Task brief
Each entry below is to be written out exactly, and the pictures are to be left out.

=== Available data ===

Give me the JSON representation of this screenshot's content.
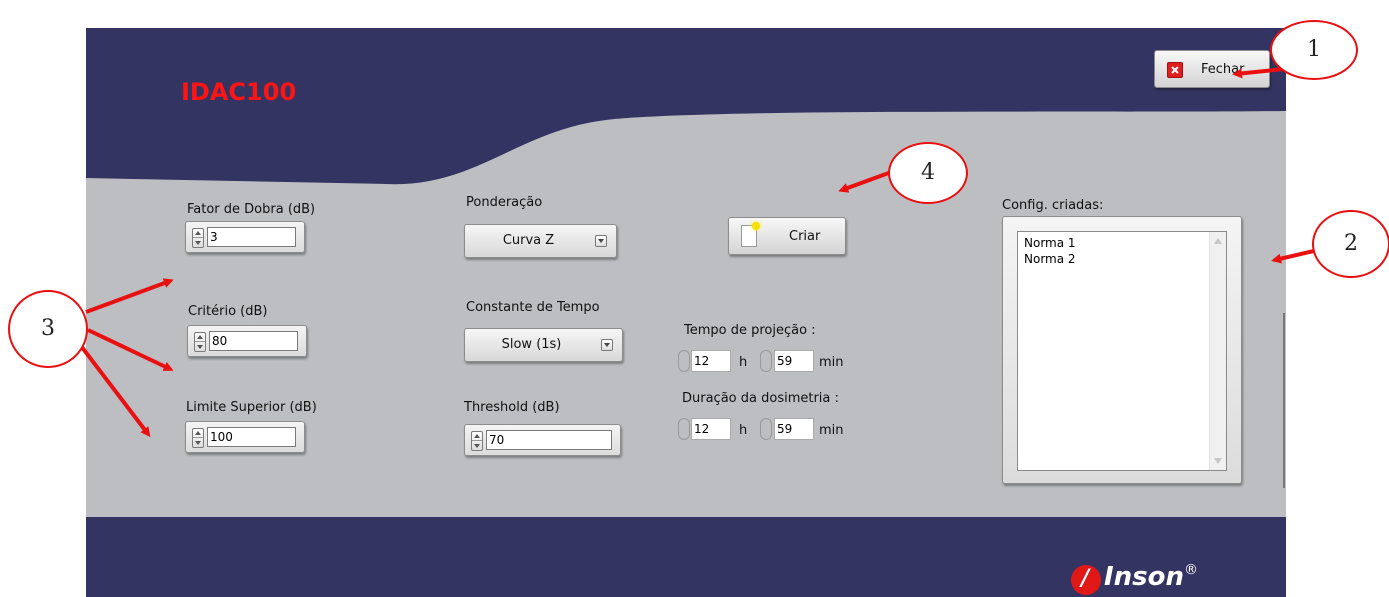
{
  "app": {
    "title": "IDAC100",
    "brand": "Inson",
    "brand_mark": "®"
  },
  "colors": {
    "navy": "#343462",
    "panel": "#bdbec2",
    "title_red": "#ff1414",
    "annotation_red": "#e81010"
  },
  "close_button": {
    "label": "Fechar",
    "icon": "close-x-icon"
  },
  "fator_dobra": {
    "label": "Fator de Dobra (dB)",
    "value": "3"
  },
  "criterio": {
    "label": "Critério (dB)",
    "value": "80"
  },
  "limite_superior": {
    "label": "Limite Superior (dB)",
    "value": "100"
  },
  "ponderacao": {
    "label": "Ponderação",
    "value": "Curva Z"
  },
  "constante_tempo": {
    "label": "Constante de Tempo",
    "value": "Slow (1s)"
  },
  "threshold": {
    "label": "Threshold (dB)",
    "value": "70"
  },
  "criar_button": {
    "label": "Criar",
    "icon": "new-document-icon"
  },
  "tempo_projecao": {
    "label": "Tempo de projeção :",
    "hours": "12",
    "h_unit": "h",
    "minutes": "59",
    "min_unit": "min"
  },
  "duracao_dosimetria": {
    "label": "Duração da dosimetria :",
    "hours": "12",
    "h_unit": "h",
    "minutes": "59",
    "min_unit": "min"
  },
  "config_criadas": {
    "label": "Config. criadas:",
    "items": [
      "Norma 1",
      "Norma 2"
    ]
  },
  "callouts": [
    "1",
    "2",
    "3",
    "4"
  ]
}
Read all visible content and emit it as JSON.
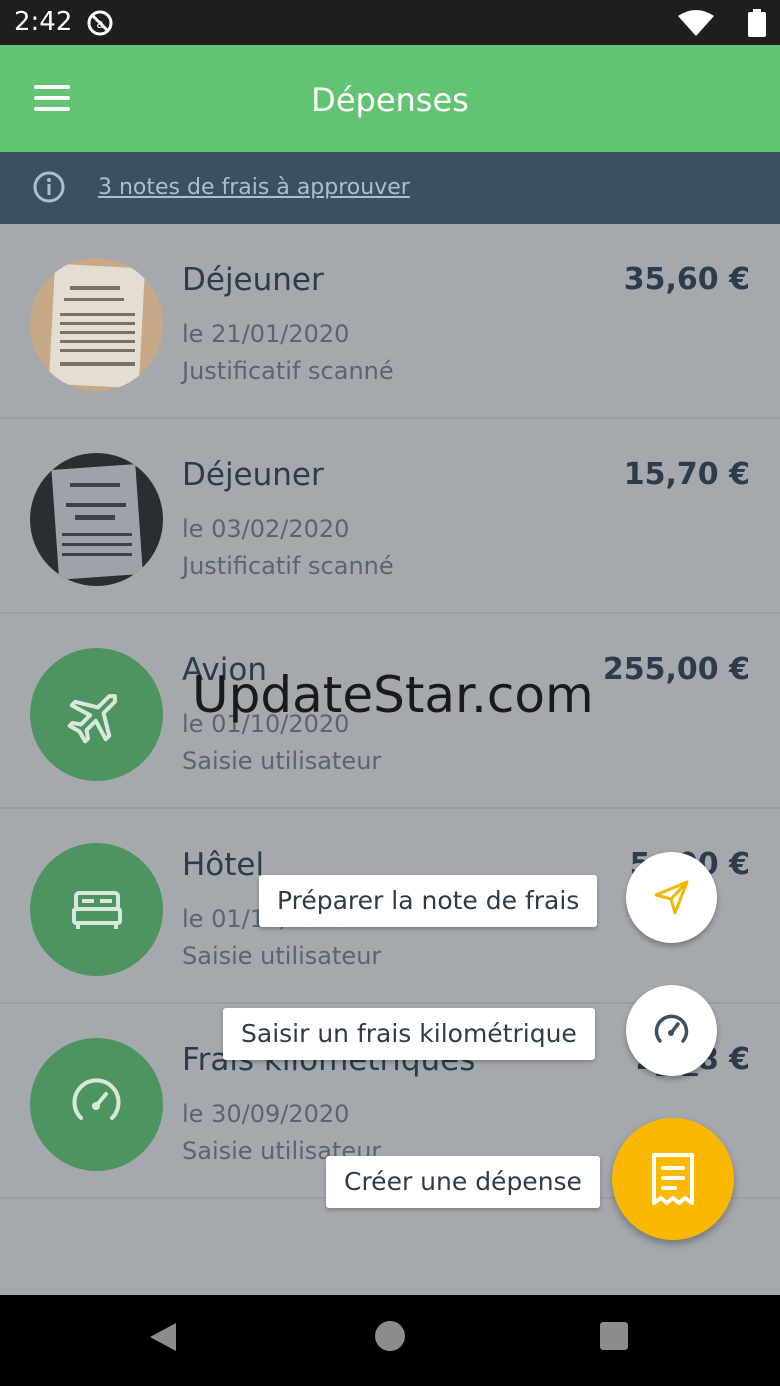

===

Solution for this task
Give me the JSON representation of this screenshot's content.
{
  "app": {
    "title": "IDAC100",
    "brand": "Inson",
    "brand_mark": "®"
  },
  "colors": {
    "navy": "#343462",
    "panel": "#bdbec2",
    "title_red": "#ff1414",
    "annotation_red": "#e81010"
  },
  "close_button": {
    "label": "Fechar",
    "icon": "close-x-icon"
  },
  "fator_dobra": {
    "label": "Fator de Dobra (dB)",
    "value": "3"
  },
  "criterio": {
    "label": "Critério (dB)",
    "value": "80"
  },
  "limite_superior": {
    "label": "Limite Superior (dB)",
    "value": "100"
  },
  "ponderacao": {
    "label": "Ponderação",
    "value": "Curva Z"
  },
  "constante_tempo": {
    "label": "Constante de Tempo",
    "value": "Slow (1s)"
  },
  "threshold": {
    "label": "Threshold (dB)",
    "value": "70"
  },
  "criar_button": {
    "label": "Criar",
    "icon": "new-document-icon"
  },
  "tempo_projecao": {
    "label": "Tempo de projeção :",
    "hours": "12",
    "h_unit": "h",
    "minutes": "59",
    "min_unit": "min"
  },
  "duracao_dosimetria": {
    "label": "Duração da dosimetria :",
    "hours": "12",
    "h_unit": "h",
    "minutes": "59",
    "min_unit": "min"
  },
  "config_criadas": {
    "label": "Config. criadas:",
    "items": [
      "Norma 1",
      "Norma 2"
    ]
  },
  "callouts": [
    "1",
    "2",
    "3",
    "4"
  ]
}
Read all visible content and emit it as JSON.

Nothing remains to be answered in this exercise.